**Work to complete:**
1) Transcribe the passage on reporting workplace injuries, everything from "You should seek" down to "SafeWork Medical Certificate.".
2) According to the passage on reporting workplace injuries, how soon after an injury must the employer notify the company's insurer?

**Text section:**
= = = =

Under NSW SafeWork rules, every workplace has to have a site accident register or accident book to record every instance of an employee’s injuries, and most importantly, this must be done even though your accident might not seem serious at the time.

Too often, unless there is a need for an ambulance or urgent medical attention, many workers feel they shouldn’t make a fuss, but unless the injury is registered you will have great difficulty in making a claim if that minor injury turns out down the track to be worse than you initially thought.

You should seek attention from the first aid officer, and also a doctor if you need medical treatment, and most importantly, you must advise them that the reason for the consultation is that you have had a work injury and need a SafeWork Medical Certificate.

You might not need sick leave but you must tell your doctor if your problem is work-related.

Your boss has to notify the company’s insurer within 48 hours of your injury and they must also provide you with their insurance details. Once notification of the claim has been given to the insurer the employer will be provided with a claim number and the insurance company might require a claim form to be lodged.

= = = =

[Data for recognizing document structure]
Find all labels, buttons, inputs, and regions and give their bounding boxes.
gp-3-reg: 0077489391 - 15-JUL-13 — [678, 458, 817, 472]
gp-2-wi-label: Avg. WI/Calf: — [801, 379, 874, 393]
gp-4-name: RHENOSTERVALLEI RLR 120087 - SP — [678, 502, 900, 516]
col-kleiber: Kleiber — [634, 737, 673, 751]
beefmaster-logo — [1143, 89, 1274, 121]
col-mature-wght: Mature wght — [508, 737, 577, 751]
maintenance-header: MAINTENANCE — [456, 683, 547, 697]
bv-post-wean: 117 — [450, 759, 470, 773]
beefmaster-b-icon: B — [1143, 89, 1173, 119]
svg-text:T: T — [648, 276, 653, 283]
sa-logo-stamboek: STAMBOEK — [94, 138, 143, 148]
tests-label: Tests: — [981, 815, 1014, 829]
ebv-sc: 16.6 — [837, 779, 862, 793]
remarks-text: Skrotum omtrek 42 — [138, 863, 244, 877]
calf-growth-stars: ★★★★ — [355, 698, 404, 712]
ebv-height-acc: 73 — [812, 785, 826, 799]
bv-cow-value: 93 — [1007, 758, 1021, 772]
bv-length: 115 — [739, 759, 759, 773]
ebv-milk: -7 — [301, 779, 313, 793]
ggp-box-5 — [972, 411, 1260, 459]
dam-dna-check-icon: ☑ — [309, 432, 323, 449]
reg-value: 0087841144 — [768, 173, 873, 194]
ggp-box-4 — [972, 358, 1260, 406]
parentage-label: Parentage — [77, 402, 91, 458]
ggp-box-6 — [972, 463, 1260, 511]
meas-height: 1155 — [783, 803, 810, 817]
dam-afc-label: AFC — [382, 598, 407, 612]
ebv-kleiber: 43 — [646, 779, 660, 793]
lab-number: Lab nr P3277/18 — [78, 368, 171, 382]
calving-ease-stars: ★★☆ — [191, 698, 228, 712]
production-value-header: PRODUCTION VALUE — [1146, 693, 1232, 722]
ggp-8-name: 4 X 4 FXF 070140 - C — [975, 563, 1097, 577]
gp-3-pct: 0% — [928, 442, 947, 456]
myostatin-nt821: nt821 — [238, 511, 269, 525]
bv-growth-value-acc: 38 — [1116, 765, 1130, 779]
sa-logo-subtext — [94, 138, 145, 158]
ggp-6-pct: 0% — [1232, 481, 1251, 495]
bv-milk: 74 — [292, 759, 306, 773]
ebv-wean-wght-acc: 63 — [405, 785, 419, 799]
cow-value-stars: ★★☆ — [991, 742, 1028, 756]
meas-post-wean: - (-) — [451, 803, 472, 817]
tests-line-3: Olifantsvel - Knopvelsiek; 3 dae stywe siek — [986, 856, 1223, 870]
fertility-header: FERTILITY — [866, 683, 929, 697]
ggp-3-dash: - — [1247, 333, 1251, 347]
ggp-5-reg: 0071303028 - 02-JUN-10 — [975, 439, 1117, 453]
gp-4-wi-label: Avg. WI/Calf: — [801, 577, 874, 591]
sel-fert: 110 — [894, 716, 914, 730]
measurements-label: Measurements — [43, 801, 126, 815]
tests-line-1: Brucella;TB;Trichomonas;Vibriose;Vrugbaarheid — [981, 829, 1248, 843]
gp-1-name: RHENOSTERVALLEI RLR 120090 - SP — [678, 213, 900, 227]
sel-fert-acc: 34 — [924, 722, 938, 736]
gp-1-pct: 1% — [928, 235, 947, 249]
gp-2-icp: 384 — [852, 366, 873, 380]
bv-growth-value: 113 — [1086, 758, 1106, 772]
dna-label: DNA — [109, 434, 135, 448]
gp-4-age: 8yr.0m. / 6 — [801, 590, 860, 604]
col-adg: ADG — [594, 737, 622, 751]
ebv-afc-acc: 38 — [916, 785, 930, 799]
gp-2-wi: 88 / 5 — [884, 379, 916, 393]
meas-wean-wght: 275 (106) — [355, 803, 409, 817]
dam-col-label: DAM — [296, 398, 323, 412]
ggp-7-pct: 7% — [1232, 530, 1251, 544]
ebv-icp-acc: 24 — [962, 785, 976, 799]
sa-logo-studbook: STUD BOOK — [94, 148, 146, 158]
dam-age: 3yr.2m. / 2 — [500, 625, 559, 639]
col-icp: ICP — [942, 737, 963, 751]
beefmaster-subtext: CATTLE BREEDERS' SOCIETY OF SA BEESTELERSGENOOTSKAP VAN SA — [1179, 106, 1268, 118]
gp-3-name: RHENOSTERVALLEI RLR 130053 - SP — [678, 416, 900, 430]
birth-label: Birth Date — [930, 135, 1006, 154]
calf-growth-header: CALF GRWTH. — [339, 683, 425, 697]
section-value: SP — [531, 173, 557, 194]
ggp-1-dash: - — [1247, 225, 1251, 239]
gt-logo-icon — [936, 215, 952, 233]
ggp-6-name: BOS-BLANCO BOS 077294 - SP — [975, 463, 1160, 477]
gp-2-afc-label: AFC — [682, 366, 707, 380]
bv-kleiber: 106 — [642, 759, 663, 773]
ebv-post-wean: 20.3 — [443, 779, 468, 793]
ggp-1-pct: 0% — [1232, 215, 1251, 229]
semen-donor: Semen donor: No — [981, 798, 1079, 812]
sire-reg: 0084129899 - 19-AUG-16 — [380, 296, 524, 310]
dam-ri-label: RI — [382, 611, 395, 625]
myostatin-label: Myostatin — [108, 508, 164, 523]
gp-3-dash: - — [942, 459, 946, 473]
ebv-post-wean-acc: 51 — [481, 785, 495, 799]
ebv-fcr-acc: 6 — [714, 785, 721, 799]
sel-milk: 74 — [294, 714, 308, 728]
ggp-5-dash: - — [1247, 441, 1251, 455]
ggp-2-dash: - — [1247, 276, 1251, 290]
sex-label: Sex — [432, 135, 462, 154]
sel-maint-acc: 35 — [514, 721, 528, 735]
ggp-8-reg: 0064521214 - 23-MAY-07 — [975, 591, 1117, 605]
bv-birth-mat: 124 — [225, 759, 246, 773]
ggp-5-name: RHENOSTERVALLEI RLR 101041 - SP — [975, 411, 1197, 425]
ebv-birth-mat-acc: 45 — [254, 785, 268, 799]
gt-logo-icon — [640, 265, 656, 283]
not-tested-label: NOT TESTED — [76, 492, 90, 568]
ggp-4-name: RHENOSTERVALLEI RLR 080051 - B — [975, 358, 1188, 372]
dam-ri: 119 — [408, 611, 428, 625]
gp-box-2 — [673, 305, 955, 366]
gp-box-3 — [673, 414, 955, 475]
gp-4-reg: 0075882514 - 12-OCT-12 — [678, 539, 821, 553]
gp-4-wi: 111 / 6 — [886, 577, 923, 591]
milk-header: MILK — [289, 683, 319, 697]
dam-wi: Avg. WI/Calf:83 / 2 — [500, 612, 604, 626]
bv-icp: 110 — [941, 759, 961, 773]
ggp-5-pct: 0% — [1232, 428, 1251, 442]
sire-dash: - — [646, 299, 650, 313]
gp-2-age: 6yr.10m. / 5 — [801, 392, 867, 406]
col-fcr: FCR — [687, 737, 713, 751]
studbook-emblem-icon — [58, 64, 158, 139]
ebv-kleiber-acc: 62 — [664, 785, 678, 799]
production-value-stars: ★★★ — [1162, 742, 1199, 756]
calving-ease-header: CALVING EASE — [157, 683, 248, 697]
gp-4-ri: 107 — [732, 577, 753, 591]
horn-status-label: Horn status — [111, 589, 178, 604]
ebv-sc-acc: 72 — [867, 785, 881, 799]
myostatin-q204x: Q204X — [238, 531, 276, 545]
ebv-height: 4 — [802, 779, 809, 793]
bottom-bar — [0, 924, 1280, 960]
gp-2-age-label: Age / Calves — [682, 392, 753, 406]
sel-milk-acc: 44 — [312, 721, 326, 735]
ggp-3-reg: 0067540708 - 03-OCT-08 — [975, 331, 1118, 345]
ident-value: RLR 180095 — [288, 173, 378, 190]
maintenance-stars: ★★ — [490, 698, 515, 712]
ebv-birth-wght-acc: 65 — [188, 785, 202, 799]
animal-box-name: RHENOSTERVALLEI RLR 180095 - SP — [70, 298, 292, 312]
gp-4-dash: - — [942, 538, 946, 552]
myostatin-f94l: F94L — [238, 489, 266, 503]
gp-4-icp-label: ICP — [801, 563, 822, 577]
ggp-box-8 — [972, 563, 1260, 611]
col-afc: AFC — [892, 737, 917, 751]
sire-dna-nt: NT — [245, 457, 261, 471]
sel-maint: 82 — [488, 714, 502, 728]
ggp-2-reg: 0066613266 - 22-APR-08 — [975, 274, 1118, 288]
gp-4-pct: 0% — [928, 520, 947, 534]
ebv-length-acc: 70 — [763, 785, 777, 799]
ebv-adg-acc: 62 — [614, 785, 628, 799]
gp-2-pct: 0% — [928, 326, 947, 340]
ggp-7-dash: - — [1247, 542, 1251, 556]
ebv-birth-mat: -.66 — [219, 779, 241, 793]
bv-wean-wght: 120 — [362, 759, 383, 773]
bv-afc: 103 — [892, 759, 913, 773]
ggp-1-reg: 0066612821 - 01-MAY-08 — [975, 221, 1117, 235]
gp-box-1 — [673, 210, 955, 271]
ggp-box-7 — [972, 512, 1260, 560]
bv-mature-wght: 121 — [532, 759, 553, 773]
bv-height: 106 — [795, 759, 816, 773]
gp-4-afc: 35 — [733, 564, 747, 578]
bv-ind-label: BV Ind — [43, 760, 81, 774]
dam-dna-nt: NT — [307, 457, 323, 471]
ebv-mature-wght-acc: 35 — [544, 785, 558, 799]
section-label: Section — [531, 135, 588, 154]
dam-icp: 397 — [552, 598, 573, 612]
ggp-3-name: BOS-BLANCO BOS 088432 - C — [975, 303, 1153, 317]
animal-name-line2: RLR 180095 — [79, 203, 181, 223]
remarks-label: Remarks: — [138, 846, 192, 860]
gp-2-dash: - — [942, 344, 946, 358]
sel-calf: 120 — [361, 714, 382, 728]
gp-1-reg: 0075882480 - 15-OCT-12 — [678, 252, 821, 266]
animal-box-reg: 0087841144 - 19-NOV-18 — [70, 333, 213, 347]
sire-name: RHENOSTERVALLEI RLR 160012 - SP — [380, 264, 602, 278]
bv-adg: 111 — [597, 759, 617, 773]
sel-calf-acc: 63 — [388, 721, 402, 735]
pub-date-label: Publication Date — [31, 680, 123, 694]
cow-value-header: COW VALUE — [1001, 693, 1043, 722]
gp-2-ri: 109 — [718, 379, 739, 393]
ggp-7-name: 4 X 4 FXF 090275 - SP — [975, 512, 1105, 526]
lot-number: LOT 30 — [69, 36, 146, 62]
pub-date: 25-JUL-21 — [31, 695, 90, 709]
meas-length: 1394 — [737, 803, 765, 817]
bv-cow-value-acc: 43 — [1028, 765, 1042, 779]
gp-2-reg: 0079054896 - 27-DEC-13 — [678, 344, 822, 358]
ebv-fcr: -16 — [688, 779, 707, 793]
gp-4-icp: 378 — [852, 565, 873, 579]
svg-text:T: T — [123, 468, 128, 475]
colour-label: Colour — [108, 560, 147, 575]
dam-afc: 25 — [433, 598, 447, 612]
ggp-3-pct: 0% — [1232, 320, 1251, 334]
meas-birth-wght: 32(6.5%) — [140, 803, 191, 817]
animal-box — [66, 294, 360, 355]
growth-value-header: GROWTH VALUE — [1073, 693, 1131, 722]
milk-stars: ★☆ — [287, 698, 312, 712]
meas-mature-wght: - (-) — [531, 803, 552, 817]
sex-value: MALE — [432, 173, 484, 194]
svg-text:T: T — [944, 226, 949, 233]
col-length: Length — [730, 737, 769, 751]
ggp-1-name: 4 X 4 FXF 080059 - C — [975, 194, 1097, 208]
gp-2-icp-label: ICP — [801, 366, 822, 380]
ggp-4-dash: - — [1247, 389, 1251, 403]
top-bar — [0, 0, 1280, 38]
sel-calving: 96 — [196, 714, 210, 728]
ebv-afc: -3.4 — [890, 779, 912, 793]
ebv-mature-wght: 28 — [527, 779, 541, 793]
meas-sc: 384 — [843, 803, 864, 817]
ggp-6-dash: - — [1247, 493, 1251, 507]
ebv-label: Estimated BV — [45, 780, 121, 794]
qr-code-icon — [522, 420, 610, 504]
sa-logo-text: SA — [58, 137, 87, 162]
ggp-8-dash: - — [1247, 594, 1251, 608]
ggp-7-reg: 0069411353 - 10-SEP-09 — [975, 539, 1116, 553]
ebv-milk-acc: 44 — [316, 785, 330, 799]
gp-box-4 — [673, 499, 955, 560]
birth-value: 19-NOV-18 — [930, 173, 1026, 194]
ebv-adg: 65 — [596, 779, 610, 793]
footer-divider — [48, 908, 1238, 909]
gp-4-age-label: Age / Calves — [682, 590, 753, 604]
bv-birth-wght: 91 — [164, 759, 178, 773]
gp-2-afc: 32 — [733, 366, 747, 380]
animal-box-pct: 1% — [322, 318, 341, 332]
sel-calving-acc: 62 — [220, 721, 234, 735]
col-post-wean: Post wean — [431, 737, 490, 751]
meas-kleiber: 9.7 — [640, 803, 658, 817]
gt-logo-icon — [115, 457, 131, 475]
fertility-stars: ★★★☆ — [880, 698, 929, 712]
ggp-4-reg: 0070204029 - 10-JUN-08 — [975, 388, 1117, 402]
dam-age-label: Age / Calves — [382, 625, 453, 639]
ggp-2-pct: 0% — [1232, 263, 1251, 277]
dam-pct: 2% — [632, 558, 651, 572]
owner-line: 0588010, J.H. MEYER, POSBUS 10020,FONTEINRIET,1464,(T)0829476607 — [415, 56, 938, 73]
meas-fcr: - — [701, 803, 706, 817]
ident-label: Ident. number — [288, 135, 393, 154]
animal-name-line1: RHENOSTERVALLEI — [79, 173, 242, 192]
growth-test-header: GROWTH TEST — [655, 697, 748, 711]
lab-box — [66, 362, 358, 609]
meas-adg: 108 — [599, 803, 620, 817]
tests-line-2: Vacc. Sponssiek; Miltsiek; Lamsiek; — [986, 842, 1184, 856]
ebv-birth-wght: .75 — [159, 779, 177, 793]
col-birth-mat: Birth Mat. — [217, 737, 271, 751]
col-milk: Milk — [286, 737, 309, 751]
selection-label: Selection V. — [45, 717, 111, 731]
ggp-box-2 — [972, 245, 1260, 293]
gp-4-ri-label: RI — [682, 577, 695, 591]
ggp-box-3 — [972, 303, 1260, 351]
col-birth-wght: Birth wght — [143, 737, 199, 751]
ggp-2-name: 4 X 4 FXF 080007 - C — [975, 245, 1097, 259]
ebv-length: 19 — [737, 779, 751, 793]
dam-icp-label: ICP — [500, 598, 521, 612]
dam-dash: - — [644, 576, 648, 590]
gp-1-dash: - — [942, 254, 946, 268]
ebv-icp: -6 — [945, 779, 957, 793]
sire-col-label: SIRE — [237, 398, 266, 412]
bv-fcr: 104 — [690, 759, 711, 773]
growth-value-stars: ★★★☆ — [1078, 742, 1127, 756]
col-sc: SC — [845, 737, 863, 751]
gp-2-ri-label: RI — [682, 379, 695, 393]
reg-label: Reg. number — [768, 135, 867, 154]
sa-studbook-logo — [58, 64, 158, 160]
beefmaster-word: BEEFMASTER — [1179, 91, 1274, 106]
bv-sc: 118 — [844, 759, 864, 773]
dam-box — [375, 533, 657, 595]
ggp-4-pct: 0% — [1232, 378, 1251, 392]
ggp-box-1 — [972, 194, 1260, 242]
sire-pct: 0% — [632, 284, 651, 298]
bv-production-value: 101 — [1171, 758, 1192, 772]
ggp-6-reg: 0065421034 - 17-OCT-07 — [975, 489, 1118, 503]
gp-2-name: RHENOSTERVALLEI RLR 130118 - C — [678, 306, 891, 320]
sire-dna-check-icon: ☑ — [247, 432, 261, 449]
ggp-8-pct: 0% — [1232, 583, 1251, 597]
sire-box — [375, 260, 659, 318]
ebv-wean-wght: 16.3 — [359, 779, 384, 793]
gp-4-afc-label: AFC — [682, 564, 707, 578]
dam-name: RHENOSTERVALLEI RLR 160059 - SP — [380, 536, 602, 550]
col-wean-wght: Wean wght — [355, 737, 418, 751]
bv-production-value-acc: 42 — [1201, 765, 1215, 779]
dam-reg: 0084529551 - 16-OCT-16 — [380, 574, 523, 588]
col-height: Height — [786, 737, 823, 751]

= = = =

**Answers in order:**
1)
You should seek attention from the first aid officer, and also a doctor if you need medical treatment, and most importantly, you must advise them that the reason for the consultation is that you have had a work injury and need a SafeWork Medical Certificate.

2) Within 48 hours of the injury.